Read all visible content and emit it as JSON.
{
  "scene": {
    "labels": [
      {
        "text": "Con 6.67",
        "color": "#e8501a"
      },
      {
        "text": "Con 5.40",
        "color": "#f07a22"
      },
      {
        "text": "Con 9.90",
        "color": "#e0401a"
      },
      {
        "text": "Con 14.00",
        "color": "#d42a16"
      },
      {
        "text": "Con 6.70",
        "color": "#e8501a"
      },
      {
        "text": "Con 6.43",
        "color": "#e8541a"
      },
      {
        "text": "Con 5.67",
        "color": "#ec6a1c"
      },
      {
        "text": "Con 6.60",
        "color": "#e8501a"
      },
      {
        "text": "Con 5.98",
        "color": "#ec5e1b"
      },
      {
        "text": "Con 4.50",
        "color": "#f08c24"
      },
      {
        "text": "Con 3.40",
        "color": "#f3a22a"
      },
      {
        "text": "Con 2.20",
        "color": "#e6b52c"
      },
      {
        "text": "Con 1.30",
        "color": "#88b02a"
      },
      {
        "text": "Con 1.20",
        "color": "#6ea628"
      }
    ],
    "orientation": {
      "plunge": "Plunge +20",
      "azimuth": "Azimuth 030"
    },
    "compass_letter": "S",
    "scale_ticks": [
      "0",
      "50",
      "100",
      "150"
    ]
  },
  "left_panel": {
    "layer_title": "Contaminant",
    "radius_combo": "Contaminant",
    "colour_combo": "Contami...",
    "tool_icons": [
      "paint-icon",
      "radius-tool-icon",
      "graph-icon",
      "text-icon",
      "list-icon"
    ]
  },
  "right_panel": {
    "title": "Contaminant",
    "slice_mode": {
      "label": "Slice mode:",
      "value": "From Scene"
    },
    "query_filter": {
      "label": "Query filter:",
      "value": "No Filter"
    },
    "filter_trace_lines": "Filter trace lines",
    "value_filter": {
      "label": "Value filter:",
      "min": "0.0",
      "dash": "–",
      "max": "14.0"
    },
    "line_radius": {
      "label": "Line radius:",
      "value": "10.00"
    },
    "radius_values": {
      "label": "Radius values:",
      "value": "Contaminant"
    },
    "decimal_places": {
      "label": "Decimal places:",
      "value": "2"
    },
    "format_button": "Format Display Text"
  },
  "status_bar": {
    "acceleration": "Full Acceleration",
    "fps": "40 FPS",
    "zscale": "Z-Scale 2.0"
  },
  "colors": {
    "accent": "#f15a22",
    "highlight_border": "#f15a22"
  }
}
-=-=-
== What is expected ==
Collect the lines of the data that carry the word "Contaminant".

== Written solution ==
    "layer_title": "Contaminant",
    "radius_combo": "Contaminant",
    "title": "Contaminant",
      "value": "Contaminant"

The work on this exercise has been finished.